◆ **Requirements**:
From the entries below, copy out every line with "type" in it.

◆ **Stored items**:
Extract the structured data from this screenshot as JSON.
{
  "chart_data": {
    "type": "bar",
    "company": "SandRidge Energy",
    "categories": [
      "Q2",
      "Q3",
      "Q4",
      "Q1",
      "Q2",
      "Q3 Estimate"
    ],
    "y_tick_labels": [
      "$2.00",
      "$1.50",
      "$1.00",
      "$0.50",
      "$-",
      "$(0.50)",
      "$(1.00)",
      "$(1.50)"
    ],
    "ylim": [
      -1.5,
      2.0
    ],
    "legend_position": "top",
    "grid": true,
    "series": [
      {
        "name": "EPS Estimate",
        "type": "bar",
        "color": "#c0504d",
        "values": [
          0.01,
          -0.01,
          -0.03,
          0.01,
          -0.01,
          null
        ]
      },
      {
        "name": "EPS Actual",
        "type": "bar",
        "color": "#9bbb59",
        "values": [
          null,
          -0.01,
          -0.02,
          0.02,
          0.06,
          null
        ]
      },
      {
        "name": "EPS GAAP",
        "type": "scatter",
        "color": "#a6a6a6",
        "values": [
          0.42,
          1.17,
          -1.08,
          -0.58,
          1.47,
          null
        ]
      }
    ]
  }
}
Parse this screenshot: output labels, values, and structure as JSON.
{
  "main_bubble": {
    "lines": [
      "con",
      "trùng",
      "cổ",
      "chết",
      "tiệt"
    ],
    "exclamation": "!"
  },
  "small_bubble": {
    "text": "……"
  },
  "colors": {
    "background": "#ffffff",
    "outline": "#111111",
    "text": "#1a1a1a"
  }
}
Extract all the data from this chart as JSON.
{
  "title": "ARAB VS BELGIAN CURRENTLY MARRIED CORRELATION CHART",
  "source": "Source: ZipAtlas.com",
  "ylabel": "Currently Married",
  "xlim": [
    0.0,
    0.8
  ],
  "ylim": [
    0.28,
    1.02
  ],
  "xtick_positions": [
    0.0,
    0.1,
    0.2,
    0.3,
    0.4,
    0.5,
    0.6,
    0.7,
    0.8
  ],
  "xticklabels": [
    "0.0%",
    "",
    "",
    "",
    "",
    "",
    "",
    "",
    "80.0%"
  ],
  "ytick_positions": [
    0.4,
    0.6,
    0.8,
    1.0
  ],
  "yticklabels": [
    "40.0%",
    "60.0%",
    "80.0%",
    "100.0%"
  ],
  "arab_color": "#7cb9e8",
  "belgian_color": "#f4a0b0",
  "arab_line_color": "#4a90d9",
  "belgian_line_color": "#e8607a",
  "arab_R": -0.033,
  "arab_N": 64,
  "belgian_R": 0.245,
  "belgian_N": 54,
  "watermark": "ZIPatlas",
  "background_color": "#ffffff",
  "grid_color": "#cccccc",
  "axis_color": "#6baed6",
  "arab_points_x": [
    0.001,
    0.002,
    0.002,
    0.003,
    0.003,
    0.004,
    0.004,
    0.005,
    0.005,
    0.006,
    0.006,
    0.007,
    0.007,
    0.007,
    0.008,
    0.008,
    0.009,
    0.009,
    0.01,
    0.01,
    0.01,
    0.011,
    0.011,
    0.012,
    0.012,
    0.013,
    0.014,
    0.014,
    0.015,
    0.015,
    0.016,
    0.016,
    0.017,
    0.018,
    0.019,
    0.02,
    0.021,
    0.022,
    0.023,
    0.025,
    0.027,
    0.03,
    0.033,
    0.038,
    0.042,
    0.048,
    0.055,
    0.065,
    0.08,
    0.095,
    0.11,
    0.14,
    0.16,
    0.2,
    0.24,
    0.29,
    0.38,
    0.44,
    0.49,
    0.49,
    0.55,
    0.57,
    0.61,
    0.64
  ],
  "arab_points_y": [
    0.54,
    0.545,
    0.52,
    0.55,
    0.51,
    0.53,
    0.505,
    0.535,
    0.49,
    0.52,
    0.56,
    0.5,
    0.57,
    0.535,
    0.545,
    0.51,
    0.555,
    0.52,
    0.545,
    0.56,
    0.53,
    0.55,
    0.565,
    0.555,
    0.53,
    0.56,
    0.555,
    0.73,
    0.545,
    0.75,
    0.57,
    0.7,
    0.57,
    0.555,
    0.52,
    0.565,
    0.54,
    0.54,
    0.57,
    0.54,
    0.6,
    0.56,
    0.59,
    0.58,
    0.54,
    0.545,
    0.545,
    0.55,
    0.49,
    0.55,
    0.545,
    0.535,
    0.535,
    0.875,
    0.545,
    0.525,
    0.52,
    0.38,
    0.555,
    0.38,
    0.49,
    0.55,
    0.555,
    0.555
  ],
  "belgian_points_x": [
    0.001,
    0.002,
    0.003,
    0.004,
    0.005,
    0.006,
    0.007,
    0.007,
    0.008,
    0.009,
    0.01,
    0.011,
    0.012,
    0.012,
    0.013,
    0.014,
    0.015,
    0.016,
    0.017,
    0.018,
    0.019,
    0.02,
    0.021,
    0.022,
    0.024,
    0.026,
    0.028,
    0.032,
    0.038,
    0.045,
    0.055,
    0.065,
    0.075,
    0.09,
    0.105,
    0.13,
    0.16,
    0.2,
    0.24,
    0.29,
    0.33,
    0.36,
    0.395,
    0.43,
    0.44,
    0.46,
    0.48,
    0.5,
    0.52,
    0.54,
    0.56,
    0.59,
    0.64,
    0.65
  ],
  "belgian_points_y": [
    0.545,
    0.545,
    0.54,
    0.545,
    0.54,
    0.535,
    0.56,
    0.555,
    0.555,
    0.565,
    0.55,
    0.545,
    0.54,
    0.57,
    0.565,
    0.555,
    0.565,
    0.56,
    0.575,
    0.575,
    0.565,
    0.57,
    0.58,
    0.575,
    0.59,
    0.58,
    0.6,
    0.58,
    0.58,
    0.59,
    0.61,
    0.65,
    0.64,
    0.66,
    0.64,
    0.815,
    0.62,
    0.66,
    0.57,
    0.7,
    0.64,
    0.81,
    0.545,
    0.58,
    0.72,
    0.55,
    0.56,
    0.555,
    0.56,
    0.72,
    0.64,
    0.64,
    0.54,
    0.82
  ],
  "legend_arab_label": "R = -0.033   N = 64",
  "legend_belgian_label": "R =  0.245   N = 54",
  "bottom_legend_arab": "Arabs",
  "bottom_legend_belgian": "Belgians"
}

◆ **Task output**:
    "type": "bar",
        "type": "bar",
        "type": "bar",
        "type": "scatter",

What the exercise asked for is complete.